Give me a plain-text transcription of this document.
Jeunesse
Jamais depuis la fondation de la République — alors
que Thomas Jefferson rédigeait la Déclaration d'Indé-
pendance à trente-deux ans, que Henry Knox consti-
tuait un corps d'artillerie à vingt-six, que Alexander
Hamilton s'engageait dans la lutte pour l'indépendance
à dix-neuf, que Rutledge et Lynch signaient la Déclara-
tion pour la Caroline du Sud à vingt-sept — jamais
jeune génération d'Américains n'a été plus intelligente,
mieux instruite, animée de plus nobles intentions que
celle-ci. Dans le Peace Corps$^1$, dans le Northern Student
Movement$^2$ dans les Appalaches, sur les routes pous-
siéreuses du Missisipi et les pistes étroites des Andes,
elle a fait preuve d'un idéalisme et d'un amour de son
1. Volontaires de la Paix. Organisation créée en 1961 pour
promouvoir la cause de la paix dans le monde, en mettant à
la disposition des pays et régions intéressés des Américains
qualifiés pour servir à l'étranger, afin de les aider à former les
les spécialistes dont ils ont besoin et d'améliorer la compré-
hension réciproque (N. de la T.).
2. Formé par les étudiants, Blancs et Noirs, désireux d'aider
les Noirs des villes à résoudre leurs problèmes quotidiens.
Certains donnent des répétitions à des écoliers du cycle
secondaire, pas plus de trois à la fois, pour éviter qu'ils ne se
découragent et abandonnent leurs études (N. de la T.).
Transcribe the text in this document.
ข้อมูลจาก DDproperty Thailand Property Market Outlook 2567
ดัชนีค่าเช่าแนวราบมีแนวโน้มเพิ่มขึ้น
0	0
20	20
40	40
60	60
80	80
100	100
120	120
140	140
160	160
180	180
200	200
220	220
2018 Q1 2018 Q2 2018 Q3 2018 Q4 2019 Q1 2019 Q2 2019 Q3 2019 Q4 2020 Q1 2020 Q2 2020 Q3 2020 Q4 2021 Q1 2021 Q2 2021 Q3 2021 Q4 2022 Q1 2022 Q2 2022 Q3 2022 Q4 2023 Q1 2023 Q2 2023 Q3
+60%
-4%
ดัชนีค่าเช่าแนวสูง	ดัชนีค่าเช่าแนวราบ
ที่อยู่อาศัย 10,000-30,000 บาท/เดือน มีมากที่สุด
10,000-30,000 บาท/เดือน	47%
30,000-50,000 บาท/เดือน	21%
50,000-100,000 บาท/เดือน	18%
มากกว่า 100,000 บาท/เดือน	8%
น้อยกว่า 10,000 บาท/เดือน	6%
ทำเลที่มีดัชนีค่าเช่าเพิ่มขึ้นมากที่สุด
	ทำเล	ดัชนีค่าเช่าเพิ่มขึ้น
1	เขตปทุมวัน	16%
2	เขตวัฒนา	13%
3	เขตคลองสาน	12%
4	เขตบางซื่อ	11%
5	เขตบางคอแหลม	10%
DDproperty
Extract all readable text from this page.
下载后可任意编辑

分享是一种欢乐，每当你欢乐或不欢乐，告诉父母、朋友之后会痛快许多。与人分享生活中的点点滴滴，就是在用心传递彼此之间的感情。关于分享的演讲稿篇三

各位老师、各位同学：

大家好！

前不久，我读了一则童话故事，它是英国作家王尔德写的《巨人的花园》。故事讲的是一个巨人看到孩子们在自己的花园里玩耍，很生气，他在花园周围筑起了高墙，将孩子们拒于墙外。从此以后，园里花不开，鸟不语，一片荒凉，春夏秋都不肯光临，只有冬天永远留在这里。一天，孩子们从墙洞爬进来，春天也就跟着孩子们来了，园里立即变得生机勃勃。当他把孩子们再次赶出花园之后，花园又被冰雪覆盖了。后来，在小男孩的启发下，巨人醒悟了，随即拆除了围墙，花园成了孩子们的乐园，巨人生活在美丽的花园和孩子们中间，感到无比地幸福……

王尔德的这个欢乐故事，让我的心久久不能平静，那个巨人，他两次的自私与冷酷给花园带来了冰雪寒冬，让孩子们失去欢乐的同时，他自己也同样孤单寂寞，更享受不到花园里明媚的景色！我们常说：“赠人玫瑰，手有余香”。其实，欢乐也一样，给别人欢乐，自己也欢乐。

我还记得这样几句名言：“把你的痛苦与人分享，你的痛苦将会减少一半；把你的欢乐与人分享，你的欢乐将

####

▸ **What needs to be done**:
Single out each line of the records above with the string "dans" in it, and copy it.

▸ **Correct response**:
Hamilton s'engageait dans la lutte pour l'indépendance
celle-ci. Dans le Peace Corps$^1$, dans le Northern Student
Movement$^2$ dans les Appalaches, sur les routes pous-
promouvoir la cause de la paix dans le monde, en mettant à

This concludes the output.